_Given exercise_
Transcribe the stretch from "Sure Bo? addresses" through "with technical details." in the text below about the Sure Bo? misinformation awareness platform.

A multilingual news credibility and misinformation awareness platform that helps users evaluate articles, claims, and online content more critically.
Sure Bo? is designed to help users navigate the growing problem of misinformation online. Instead of acting as a black-box detector that simply labels content as true or false, the platform aims to make credibility checking more understandable, accessible, and educational.
Users can search for a claim, article, or news topic, view a credibility assessment, translate content into their preferred language, and learn how to identify misleading information for themselves through a built-in fake news guide.
Misinformation spreads quickly online, especially through headlines, reposts, screenshots, and out-of-context claims. Many users do not have the time, confidence, or media literacy skills to verify every piece of information they encounter.
This problem is made worse by two key issues:
-
Language barriers
Not everyone consumes information in English. Many users are more comfortable searching, reading, and verifying information in their own language. -
Over-reliance on tools
Many credibility tools give users a score or result, but do not help them understand why a piece of content may be misleading, or how to verify it independently in the future.
Sure Bo? addresses both of these issues by combining:
- AI-assisted credibility analysis
- Multilingual search and translation
- An educational guide page for spotting fake news
The platform is designed not only to help users assess information in the moment, but also to improve their long-term digital literacy.
Users can input a claim, article, or news link and receive a credibility assessment based on the platform’s analysis pipeline.
The result is presented in a simple and understandable format, including:
- credibility assessment
- confidence level
- evidence signal strength
- a summarized explanation of the result
This makes the output easier for everyday users to understand instead of overwhelming them with technical details.

_Provided material_

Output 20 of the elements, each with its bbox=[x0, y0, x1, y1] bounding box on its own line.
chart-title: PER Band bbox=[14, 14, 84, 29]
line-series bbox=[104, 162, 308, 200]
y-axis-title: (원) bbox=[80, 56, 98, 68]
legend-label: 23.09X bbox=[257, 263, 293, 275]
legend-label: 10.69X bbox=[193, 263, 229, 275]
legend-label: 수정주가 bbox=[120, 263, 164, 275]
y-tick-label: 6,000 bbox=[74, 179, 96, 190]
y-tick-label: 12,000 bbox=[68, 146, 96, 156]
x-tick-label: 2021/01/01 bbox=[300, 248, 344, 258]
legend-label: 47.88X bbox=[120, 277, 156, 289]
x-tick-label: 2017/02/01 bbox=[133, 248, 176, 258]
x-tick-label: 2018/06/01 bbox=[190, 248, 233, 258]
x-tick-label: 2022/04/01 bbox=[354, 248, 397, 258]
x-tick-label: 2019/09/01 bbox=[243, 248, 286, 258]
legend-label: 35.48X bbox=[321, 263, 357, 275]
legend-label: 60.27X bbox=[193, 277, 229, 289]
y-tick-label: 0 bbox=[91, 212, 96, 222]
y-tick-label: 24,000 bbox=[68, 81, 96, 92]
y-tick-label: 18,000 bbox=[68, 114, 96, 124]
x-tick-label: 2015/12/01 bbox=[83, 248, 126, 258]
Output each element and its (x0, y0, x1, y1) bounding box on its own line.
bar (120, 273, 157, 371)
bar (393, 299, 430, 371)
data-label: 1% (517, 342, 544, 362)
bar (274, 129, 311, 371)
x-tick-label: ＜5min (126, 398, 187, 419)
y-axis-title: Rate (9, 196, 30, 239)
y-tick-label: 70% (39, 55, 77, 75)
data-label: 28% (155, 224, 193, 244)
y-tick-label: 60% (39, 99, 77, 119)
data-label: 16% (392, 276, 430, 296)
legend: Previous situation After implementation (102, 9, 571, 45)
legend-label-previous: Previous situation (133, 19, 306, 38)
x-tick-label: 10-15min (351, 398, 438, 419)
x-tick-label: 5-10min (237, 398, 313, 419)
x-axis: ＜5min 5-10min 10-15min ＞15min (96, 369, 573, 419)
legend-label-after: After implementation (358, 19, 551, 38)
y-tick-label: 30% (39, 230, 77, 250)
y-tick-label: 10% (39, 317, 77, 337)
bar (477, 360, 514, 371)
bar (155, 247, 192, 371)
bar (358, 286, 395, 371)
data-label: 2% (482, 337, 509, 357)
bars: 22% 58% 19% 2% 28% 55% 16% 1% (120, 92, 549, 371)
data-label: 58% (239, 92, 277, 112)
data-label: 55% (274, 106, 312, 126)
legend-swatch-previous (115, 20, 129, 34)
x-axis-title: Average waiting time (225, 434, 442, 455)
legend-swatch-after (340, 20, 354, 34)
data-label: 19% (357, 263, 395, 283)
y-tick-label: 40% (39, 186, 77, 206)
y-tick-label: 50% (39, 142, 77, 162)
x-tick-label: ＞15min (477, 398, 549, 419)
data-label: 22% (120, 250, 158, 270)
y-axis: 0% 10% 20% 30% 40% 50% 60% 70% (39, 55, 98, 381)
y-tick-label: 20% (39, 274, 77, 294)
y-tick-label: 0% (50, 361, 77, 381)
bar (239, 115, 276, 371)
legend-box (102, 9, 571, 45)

_Task answer_
Sure Bo? addresses both of these issues by combining:
- AI-assisted credibility analysis
- Multilingual search and translation
- An educational guide page for spotting fake news
The platform is designed not only to help users assess information in the moment, but also to improve their long-term digital literacy.
Users can input a claim, article, or news link and receive a credibility assessment based on the platform’s analysis pipeline.
The result is presented in a simple and understandable format, including:
- credibility assessment
- confidence level
- evidence signal strength
- a summarized explanation of the result
This makes the output easier for everyday users to understand instead of overwhelming them with technical details.